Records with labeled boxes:
╔══
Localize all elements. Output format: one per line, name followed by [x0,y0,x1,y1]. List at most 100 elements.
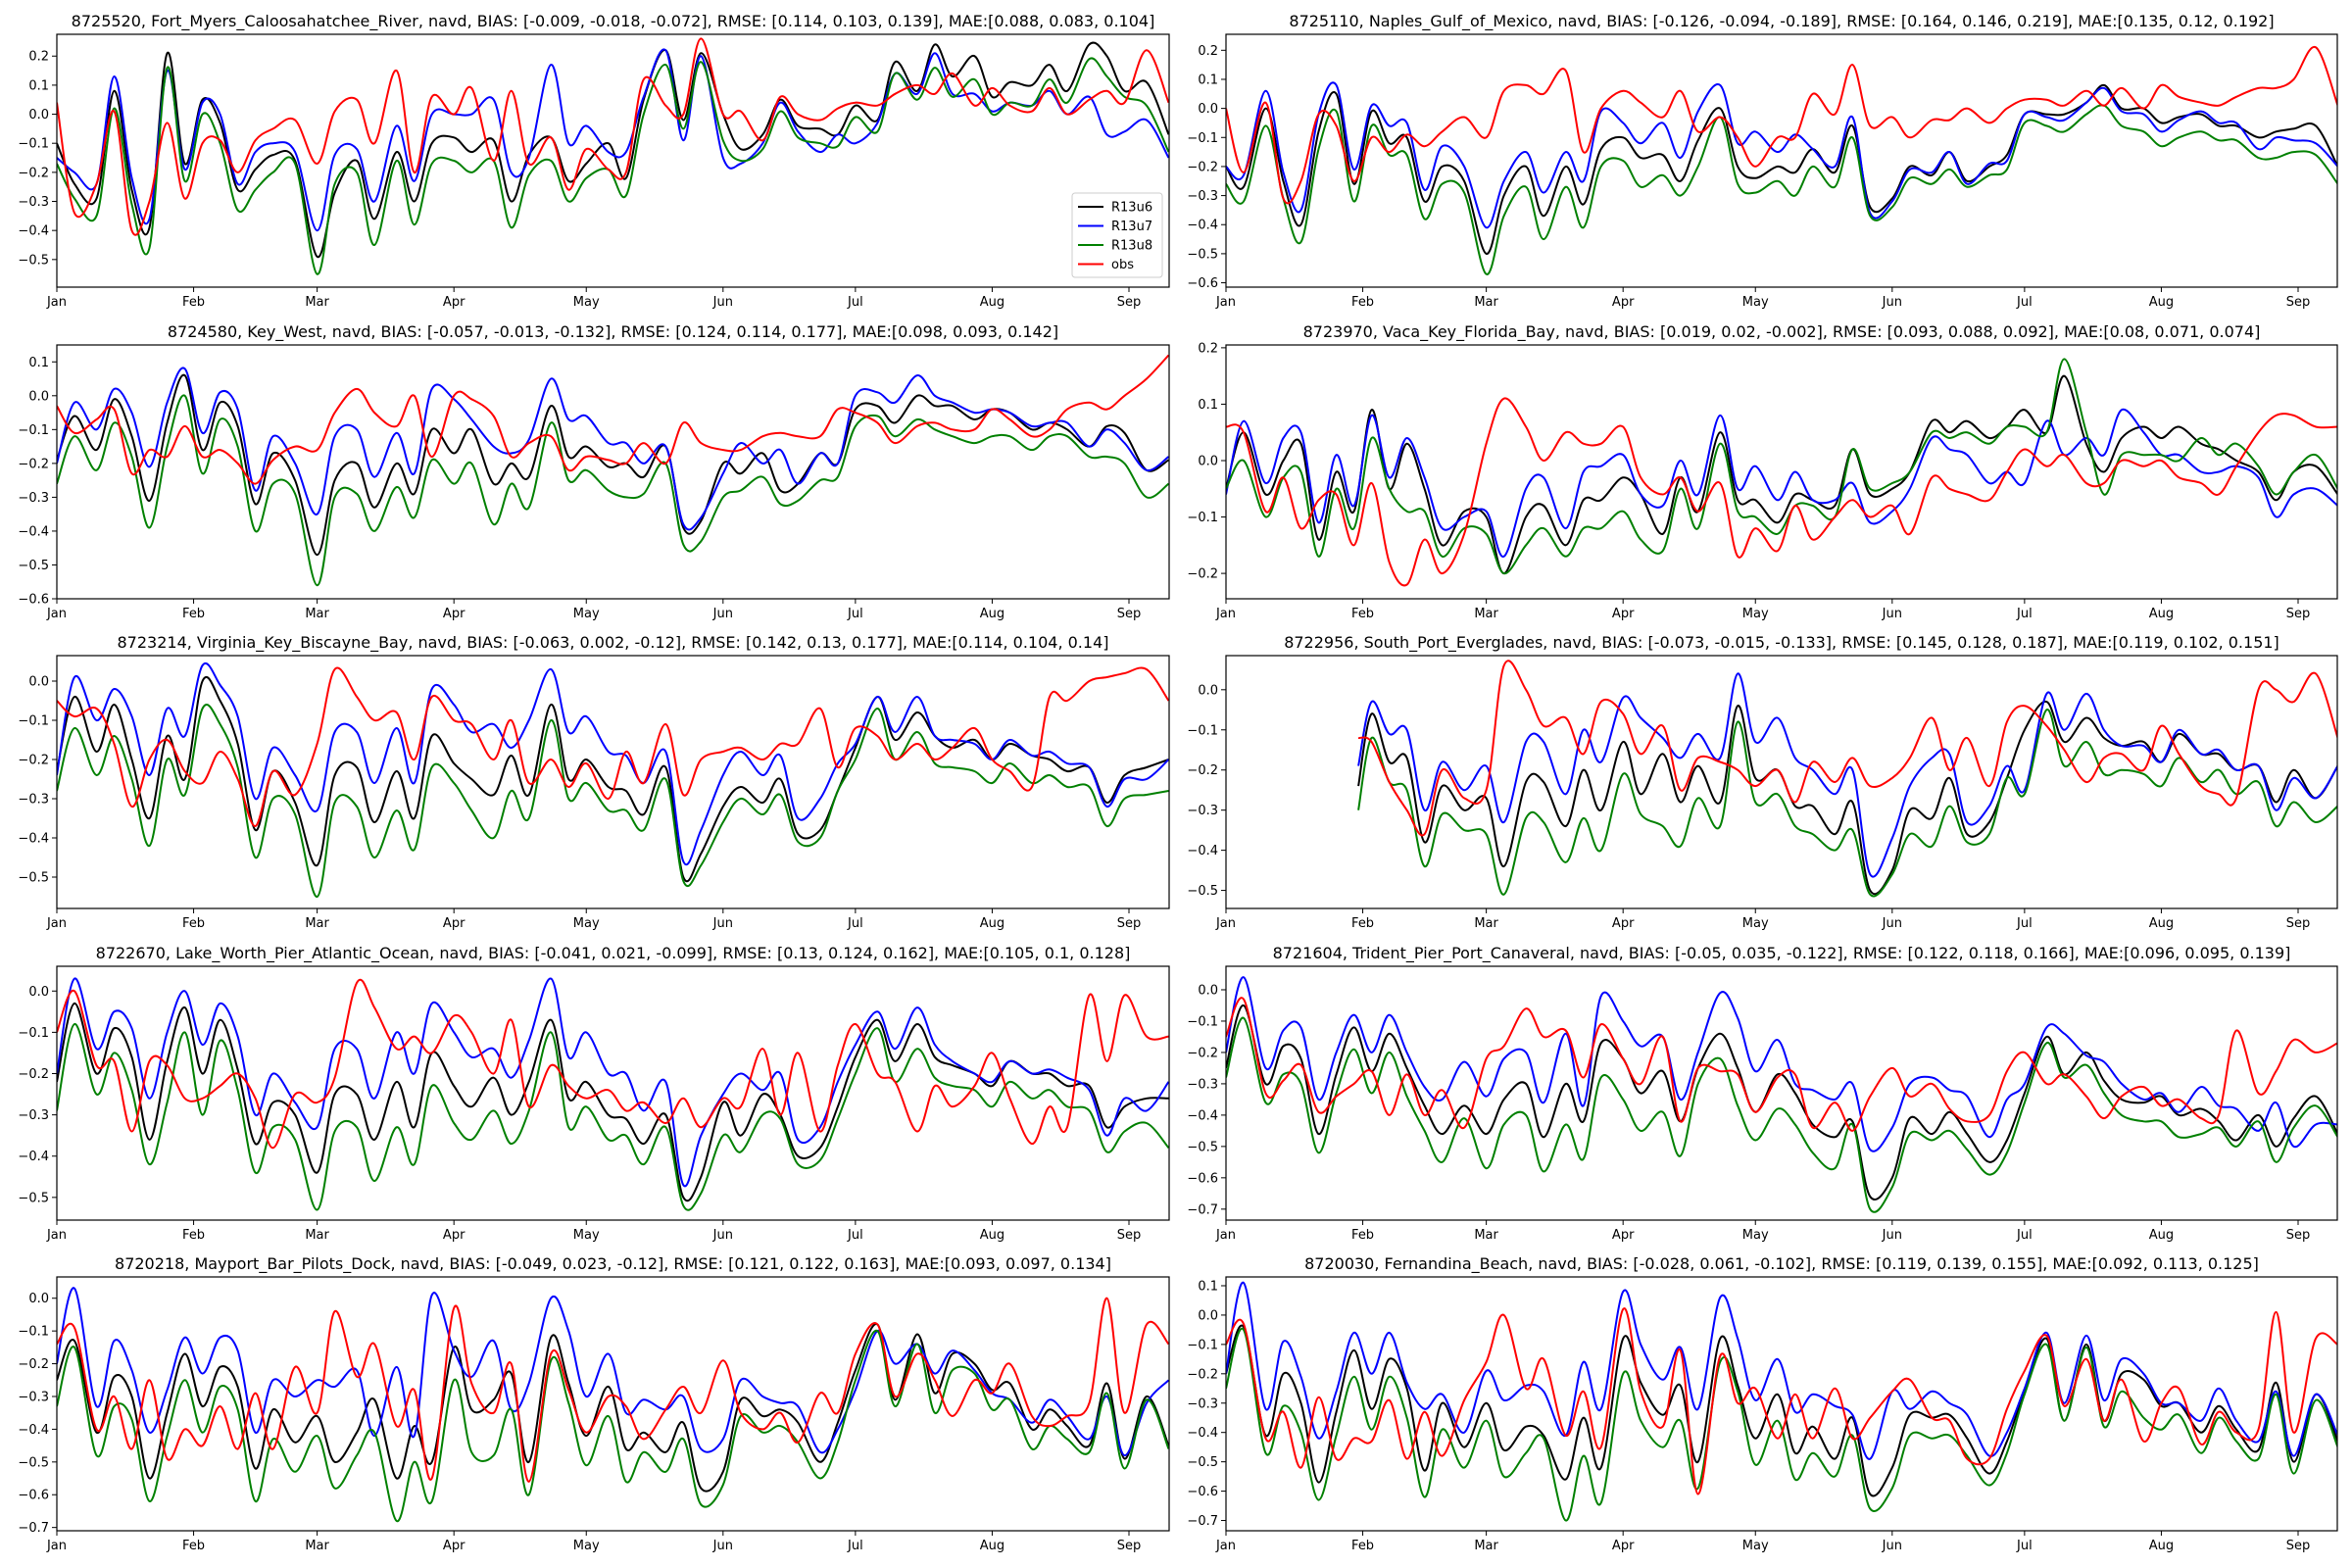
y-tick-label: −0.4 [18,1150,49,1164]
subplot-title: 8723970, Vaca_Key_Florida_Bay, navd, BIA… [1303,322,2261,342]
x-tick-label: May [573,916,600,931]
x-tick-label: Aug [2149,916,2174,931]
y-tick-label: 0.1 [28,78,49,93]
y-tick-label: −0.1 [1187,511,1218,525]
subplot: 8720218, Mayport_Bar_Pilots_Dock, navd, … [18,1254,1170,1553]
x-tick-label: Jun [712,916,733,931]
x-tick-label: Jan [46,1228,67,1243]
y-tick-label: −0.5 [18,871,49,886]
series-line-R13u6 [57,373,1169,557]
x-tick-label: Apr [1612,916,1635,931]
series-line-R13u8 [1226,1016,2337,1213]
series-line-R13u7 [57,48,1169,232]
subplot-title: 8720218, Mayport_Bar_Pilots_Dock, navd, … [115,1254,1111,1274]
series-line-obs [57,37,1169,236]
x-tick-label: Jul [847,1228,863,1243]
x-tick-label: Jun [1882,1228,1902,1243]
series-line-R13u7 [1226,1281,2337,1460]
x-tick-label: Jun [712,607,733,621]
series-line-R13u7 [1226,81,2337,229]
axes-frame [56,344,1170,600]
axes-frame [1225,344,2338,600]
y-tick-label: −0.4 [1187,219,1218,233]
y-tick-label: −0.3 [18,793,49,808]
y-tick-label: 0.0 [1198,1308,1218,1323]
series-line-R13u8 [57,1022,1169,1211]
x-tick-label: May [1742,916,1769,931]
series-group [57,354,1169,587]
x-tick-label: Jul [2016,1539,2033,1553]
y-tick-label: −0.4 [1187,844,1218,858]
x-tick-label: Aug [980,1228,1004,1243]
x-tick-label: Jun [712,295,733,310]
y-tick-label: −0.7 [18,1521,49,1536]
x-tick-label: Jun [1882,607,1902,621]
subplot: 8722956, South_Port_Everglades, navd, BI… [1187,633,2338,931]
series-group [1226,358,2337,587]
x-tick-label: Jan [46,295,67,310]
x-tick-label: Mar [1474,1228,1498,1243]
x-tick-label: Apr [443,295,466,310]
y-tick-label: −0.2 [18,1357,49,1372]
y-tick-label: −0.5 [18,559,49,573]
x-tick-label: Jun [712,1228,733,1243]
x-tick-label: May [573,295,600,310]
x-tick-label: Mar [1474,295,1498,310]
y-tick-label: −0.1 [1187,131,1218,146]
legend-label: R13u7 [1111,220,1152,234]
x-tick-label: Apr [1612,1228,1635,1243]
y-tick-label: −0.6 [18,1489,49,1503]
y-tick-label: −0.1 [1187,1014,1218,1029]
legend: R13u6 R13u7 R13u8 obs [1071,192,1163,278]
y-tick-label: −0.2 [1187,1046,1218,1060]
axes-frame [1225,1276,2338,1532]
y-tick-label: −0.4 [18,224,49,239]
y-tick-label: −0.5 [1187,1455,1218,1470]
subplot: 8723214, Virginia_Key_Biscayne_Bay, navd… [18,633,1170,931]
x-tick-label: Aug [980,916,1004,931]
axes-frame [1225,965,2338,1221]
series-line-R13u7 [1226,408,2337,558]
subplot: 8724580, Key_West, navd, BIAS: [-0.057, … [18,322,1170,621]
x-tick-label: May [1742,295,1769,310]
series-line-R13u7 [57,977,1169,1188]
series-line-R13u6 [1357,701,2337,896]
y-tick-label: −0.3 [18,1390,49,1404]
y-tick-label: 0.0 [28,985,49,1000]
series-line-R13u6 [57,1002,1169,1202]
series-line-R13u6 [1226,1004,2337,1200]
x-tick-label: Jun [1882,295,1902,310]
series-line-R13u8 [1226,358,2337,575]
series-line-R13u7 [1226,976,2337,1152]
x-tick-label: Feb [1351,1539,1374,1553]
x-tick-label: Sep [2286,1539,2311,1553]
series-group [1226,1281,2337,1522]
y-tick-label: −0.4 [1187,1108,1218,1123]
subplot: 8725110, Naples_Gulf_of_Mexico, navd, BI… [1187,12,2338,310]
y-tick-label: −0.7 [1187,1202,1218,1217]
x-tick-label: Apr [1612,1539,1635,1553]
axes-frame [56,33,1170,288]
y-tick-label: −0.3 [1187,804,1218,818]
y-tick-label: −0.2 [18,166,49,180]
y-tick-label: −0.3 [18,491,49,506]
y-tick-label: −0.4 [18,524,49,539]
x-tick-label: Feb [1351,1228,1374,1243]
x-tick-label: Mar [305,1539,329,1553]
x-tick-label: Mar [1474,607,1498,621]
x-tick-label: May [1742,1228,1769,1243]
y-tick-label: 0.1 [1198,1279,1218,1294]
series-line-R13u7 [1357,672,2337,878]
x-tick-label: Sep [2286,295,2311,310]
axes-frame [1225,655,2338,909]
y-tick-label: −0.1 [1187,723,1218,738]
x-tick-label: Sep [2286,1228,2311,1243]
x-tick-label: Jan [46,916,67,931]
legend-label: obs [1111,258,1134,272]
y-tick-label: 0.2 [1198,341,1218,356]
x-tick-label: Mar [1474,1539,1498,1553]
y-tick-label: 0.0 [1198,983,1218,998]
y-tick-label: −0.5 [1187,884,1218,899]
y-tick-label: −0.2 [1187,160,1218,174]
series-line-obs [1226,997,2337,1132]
╚══
What this task involves :: Copy every entry above word for word, omitting the pictures.

Exercise output ::
Localize all elements. Output format: one per line, name followed by [x0,y0,x1,y1]. List at most 100 elements.
y-tick-label: −0.4 [18,1150,49,1164]
subplot-title: 8723970, Vaca_Key_Florida_Bay, navd, BIA… [1303,322,2261,342]
x-tick-label: May [573,916,600,931]
x-tick-label: Aug [2149,916,2174,931]
y-tick-label: 0.1 [28,78,49,93]
y-tick-label: −0.1 [1187,511,1218,525]
subplot: 8720218, Mayport_Bar_Pilots_Dock, navd, … [18,1254,1170,1553]
x-tick-label: Jun [712,916,733,931]
x-tick-label: Jan [46,1228,67,1243]
y-tick-label: −0.5 [18,871,49,886]
series-line-R13u6 [57,373,1169,557]
x-tick-label: Apr [1612,916,1635,931]
series-line-R13u8 [1226,1016,2337,1213]
series-line-R13u7 [57,48,1169,232]
subplot-title: 8720218, Mayport_Bar_Pilots_Dock, navd, … [115,1254,1111,1274]
series-line-obs [57,37,1169,236]
x-tick-label: Jul [847,1228,863,1243]
x-tick-label: Jun [1882,1228,1902,1243]
series-line-R13u7 [1226,1281,2337,1460]
x-tick-label: Jun [712,607,733,621]
series-line-R13u7 [1226,81,2337,229]
axes-frame [56,344,1170,600]
axes-frame [1225,344,2338,600]
y-tick-label: −0.4 [1187,219,1218,233]
y-tick-label: −0.3 [18,793,49,808]
y-tick-label: 0.0 [1198,1308,1218,1323]
series-line-R13u8 [57,1022,1169,1211]
x-tick-label: May [1742,916,1769,931]
series-group [57,354,1169,587]
x-tick-label: Jul [2016,1539,2033,1553]
y-tick-label: −0.4 [1187,844,1218,858]
x-tick-label: Aug [980,1228,1004,1243]
x-tick-label: Jun [712,295,733,310]
y-tick-label: −0.7 [18,1521,49,1536]
x-tick-label: Jun [1882,607,1902,621]
subplot: 8722956, South_Port_Everglades, navd, BI… [1187,633,2338,931]
series-group [1226,358,2337,587]
x-tick-label: Jan [46,295,67,310]
x-tick-label: Mar [1474,1228,1498,1243]
x-tick-label: Apr [443,295,466,310]
y-tick-label: −0.2 [18,1357,49,1372]
y-tick-label: −0.5 [18,559,49,573]
x-tick-label: Jun [712,1228,733,1243]
x-tick-label: May [573,295,600,310]
x-tick-label: Mar [1474,295,1498,310]
y-tick-label: −0.1 [1187,131,1218,146]
legend-label: R13u7 [1111,220,1152,234]
x-tick-label: Apr [1612,1228,1635,1243]
y-tick-label: −0.6 [18,1489,49,1503]
y-tick-label: −0.1 [1187,1014,1218,1029]
legend: R13u6 R13u7 R13u8 obs [1071,192,1163,278]
y-tick-label: −0.2 [1187,1046,1218,1060]
axes-frame [1225,1276,2338,1532]
y-tick-label: −0.4 [18,224,49,239]
y-tick-label: −0.5 [1187,1455,1218,1470]
subplot: 8723214, Virginia_Key_Biscayne_Bay, navd… [18,633,1170,931]
x-tick-label: Aug [980,916,1004,931]
axes-frame [1225,965,2338,1221]
series-line-R13u7 [1226,408,2337,558]
subplot: 8724580, Key_West, navd, BIAS: [-0.057, … [18,322,1170,621]
x-tick-label: May [1742,295,1769,310]
series-line-R13u7 [57,977,1169,1188]
series-line-R13u6 [1357,701,2337,896]
y-tick-label: −0.3 [18,1390,49,1404]
y-tick-label: 0.0 [28,985,49,1000]
series-line-R13u6 [57,1002,1169,1202]
series-line-R13u6 [1226,1004,2337,1200]
x-tick-label: Jun [1882,295,1902,310]
series-line-R13u8 [1226,358,2337,575]
series-line-R13u7 [1226,976,2337,1152]
x-tick-label: Feb [1351,1539,1374,1553]
x-tick-label: Sep [2286,1539,2311,1553]
series-group [1226,1281,2337,1522]
y-tick-label: −0.4 [1187,1108,1218,1123]
subplot: 8725110, Naples_Gulf_of_Mexico, navd, BI… [1187,12,2338,310]
y-tick-label: −0.7 [1187,1202,1218,1217]
x-tick-label: Apr [1612,1539,1635,1553]
axes-frame [56,33,1170,288]
y-tick-label: −0.3 [1187,804,1218,818]
y-tick-label: −0.2 [18,166,49,180]
y-tick-label: −0.3 [18,491,49,506]
y-tick-label: −0.4 [18,524,49,539]
x-tick-label: Feb [1351,1228,1374,1243]
x-tick-label: Mar [305,1539,329,1553]
x-tick-label: Mar [1474,607,1498,621]
x-tick-label: May [1742,1228,1769,1243]
y-tick-label: 0.1 [1198,1279,1218,1294]
series-line-R13u7 [1357,672,2337,878]
x-tick-label: Sep [2286,295,2311,310]
axes-frame [1225,655,2338,909]
y-tick-label: −0.1 [1187,723,1218,738]
x-tick-label: Sep [2286,1228,2311,1243]
x-tick-label: Jan [46,916,67,931]
legend-label: obs [1111,258,1134,272]
y-tick-label: 0.2 [1198,341,1218,356]
x-tick-label: Mar [1474,1539,1498,1553]
y-tick-label: 0.0 [1198,983,1218,998]
y-tick-label: −0.5 [1187,884,1218,899]
y-tick-label: −0.2 [1187,160,1218,174]
series-line-obs [1226,997,2337,1132]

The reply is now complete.